Direction
Return every line below as is, leaving out the pictures.

Dataset extract
* * * * *
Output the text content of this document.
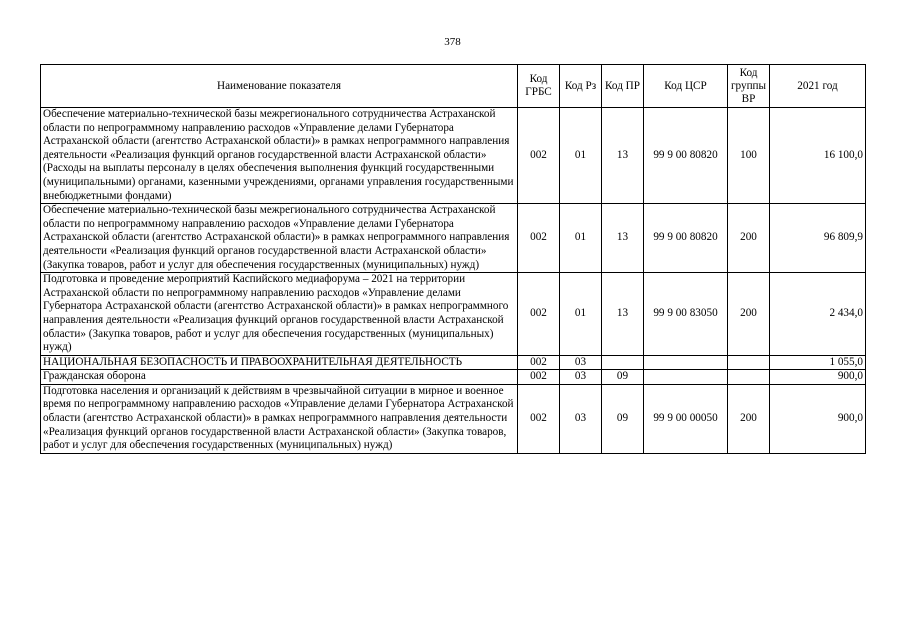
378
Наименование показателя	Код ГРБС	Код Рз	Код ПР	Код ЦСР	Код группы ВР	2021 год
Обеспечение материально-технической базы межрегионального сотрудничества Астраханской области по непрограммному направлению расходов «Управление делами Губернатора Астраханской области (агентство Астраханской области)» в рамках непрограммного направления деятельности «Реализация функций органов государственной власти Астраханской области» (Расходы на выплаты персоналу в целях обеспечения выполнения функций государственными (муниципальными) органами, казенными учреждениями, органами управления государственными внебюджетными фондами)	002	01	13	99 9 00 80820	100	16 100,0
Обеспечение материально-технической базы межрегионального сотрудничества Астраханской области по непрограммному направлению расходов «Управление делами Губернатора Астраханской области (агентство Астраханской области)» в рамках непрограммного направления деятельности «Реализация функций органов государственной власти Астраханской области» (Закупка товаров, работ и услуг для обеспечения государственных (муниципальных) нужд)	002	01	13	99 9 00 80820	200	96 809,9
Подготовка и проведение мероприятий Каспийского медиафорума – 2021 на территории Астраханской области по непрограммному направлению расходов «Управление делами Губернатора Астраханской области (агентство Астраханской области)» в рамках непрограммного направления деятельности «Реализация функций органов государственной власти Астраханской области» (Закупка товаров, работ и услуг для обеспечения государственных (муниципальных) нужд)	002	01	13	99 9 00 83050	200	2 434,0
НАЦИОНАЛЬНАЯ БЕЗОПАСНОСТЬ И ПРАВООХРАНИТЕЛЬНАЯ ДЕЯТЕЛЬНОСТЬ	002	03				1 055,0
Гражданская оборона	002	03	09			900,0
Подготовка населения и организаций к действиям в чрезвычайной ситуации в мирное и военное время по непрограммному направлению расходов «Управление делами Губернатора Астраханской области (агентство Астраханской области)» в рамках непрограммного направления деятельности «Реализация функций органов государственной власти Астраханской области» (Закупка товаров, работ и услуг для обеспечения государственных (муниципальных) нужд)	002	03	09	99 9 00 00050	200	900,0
* * * * *
Task answer
Output the text content of this document.
378
Наименование показателя	Код ГРБС	Код Рз	Код ПР	Код ЦСР	Код группы ВР	2021 год
Обеспечение материально-технической базы межрегионального сотрудничества Астраханской области по непрограммному направлению расходов «Управление делами Губернатора Астраханской области (агентство Астраханской области)» в рамках непрограммного направления деятельности «Реализация функций органов государственной власти Астраханской области» (Расходы на выплаты персоналу в целях обеспечения выполнения функций государственными (муниципальными) органами, казенными учреждениями, органами управления государственными внебюджетными фондами)	002	01	13	99 9 00 80820	100	16 100,0
Обеспечение материально-технической базы межрегионального сотрудничества Астраханской области по непрограммному направлению расходов «Управление делами Губернатора Астраханской области (агентство Астраханской области)» в рамках непрограммного направления деятельности «Реализация функций органов государственной власти Астраханской области» (Закупка товаров, работ и услуг для обеспечения государственных (муниципальных) нужд)	002	01	13	99 9 00 80820	200	96 809,9
Подготовка и проведение мероприятий Каспийского медиафорума – 2021 на территории Астраханской области по непрограммному направлению расходов «Управление делами Губернатора Астраханской области (агентство Астраханской области)» в рамках непрограммного направления деятельности «Реализация функций органов государственной власти Астраханской области» (Закупка товаров, работ и услуг для обеспечения государственных (муниципальных) нужд)	002	01	13	99 9 00 83050	200	2 434,0
НАЦИОНАЛЬНАЯ БЕЗОПАСНОСТЬ И ПРАВООХРАНИТЕЛЬНАЯ ДЕЯТЕЛЬНОСТЬ	002	03				1 055,0
Гражданская оборона	002	03	09			900,0
Подготовка населения и организаций к действиям в чрезвычайной ситуации в мирное и военное время по непрограммному направлению расходов «Управление делами Губернатора Астраханской области (агентство Астраханской области)» в рамках непрограммного направления деятельности «Реализация функций органов государственной власти Астраханской области» (Закупка товаров, работ и услуг для обеспечения государственных (муниципальных) нужд)	002	03	09	99 9 00 00050	200	900,0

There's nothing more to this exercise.